§ What you will do: Find every line in the records that holds the string "this". Copy each one.

** START Data shown **

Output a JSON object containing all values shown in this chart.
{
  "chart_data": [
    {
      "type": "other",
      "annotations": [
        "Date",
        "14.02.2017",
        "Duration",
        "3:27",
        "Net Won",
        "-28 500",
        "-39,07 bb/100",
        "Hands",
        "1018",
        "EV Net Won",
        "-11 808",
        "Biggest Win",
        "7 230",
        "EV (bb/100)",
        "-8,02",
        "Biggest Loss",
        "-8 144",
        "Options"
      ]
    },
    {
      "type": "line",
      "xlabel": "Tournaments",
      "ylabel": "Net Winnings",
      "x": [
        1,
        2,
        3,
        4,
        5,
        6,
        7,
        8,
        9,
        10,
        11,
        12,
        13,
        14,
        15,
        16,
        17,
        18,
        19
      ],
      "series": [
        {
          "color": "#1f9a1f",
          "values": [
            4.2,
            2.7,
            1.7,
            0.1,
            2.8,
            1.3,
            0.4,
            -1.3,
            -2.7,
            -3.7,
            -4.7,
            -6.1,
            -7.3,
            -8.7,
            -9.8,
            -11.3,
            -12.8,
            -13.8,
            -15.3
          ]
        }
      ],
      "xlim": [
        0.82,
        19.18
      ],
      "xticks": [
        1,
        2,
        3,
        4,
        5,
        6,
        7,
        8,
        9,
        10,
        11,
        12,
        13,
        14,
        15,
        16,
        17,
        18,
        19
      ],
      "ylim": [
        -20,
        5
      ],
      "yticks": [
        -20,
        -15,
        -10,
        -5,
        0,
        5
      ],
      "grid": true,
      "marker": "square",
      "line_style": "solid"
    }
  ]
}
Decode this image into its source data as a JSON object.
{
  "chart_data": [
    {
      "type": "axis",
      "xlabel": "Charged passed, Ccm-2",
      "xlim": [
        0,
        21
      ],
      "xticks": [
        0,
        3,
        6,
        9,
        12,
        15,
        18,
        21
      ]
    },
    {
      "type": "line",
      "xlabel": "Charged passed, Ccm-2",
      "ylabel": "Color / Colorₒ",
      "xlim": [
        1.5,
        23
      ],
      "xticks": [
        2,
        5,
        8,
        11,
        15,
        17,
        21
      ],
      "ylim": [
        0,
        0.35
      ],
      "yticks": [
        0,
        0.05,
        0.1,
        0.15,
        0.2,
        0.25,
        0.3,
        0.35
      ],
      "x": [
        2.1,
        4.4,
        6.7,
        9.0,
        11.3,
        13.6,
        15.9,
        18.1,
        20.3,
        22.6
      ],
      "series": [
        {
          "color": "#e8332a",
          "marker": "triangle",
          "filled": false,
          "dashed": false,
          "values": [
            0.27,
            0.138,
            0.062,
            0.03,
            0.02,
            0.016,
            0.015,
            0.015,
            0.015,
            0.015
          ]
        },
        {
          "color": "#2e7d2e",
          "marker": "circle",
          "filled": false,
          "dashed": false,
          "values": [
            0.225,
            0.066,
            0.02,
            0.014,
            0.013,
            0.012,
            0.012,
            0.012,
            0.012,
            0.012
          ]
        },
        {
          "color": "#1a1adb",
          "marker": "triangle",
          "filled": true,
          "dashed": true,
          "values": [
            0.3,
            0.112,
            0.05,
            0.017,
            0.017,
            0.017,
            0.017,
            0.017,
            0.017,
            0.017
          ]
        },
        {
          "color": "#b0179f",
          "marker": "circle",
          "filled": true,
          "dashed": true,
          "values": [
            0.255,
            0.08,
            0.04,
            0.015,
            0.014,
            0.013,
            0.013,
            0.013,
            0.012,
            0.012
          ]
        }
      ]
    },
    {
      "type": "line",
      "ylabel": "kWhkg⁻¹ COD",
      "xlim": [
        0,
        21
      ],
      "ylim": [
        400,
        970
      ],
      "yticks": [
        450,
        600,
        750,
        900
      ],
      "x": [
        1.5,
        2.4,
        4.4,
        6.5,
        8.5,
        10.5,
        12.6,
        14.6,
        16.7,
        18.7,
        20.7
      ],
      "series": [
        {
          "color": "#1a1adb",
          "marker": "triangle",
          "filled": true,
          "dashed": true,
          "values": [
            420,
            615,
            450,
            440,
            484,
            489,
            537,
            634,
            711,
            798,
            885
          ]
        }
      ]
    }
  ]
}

** END Data shown **

§ Result of the task:
Output a JSON object containing all values shown in this chart.
Decode this image into its source data as a JSON object.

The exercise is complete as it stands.